### THE EXERCISE
Write only the number of lines holding the string "Supplement".

***

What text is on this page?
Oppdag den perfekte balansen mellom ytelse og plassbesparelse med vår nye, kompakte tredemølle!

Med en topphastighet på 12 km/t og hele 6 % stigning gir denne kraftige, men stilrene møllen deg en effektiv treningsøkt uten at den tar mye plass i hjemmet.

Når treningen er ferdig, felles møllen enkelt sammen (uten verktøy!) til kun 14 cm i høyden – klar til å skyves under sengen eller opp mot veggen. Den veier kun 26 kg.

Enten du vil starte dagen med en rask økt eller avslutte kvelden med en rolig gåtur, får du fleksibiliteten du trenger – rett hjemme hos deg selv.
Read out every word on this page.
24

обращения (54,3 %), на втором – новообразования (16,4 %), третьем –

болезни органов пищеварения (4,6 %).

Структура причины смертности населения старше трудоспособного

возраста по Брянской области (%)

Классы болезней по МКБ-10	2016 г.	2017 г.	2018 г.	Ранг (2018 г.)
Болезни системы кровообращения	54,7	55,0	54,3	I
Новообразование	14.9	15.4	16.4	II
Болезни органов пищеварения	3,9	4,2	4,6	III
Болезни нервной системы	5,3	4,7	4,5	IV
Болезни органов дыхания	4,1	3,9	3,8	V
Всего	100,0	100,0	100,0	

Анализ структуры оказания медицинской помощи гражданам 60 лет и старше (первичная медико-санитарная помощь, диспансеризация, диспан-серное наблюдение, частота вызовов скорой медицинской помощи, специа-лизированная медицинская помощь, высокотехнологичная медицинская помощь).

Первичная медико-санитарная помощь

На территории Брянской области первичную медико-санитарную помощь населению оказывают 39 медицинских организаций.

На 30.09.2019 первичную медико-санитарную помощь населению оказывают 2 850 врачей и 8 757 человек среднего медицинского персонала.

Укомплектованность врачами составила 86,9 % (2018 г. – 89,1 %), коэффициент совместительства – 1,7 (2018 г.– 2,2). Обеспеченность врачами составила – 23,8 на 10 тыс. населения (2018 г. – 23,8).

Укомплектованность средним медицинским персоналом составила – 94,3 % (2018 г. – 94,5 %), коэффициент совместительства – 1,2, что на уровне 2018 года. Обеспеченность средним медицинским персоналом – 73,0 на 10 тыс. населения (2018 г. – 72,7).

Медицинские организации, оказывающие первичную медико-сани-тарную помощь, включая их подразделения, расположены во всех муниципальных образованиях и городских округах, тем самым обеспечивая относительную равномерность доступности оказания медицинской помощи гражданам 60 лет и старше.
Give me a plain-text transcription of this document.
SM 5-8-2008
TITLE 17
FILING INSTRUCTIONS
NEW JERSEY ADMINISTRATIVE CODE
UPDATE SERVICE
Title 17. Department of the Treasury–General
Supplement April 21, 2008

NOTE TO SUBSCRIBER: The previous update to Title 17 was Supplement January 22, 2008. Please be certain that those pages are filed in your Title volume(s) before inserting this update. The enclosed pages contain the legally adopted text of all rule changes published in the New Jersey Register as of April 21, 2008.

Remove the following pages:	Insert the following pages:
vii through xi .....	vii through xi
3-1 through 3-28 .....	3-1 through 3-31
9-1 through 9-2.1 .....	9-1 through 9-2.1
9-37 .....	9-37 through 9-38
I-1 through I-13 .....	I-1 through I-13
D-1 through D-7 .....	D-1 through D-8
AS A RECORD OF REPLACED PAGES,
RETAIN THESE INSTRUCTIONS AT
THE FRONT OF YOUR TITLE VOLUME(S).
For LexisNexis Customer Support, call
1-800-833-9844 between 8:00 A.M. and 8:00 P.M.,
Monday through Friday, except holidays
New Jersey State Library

***

### EXERCISE RESPONSE
2